┌─ Text block

15 February 2026

Transfigured by Theophany (Transfiguration A)

Preacher:

Exodus 24:12-18; Psalm 2; 2 Peter 1:16-21; Matthew 17:1-9

In today’s reading from the Hebrew Tradition, according to Exodus 22:12, we read that when God made an appointment with Moses for Moses to climb the mountain, the point was for Moses to receive from God the tablets of stone, with the law and the commandment, which I have written for their instruction. Straight away I am interested by the use of a singular noun there: the commandment signifies only one commandment, rather than multiple (e.g. ten) commandments written alongside the law on the tablets. I wonder what’s going on there, we aren’t told. Moses took his assistant Joshua with him, and he left delegates in charge of the camp: “do not disturb us with your squabbles”, says Moses, “we are going to meet with God. If you have to squabble, tell Aaron and Ur, but leave us to answer God’s invitation.” Moses goes toward the mountain and for six days nothing happens: the cloud has descended, but Moses is still without (not within) the glory of The LORD. God was present, but God was silent.

└─

▶ **Written request 1**
List every scripture reading named at the head of the sermon.
▶ **Written request 2**
According to the sermon, for how many days does nothing happen as Moses goes toward the mountain?
▶ **Written request 3**
Decide whether each statement agrees with the sermon, and quote the words that settle it: (a) Moses brought his assistant Joshua along. (b) God spoke to Moses during the days of waiting. (c) The preacher takes an interest in the singular noun "the commandment."
Answer from the sermon alone.

┌─ Raw data

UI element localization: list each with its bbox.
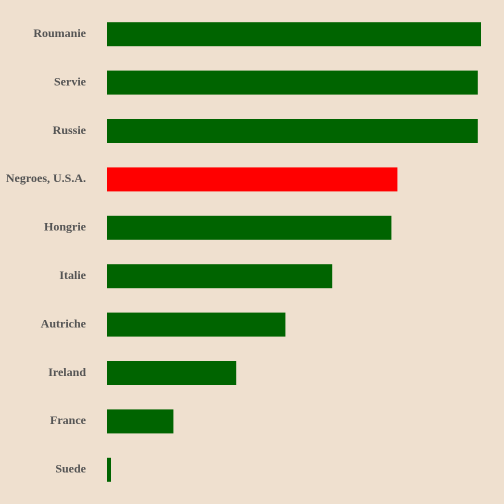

└─

▶ **Worked solution 1**
Exodus 24:12-18; Psalm 2; 2 Peter 1:16-21; Matthew 17:1-9

▶ **Worked solution 2**
Six days.

▶ **Worked solution 3**
(a) Yes: "Moses took his assistant Joshua with him"
(b) No: "God was present, but God was silent."
(c) Yes: "Straight away I am interested by the use of a singular noun there"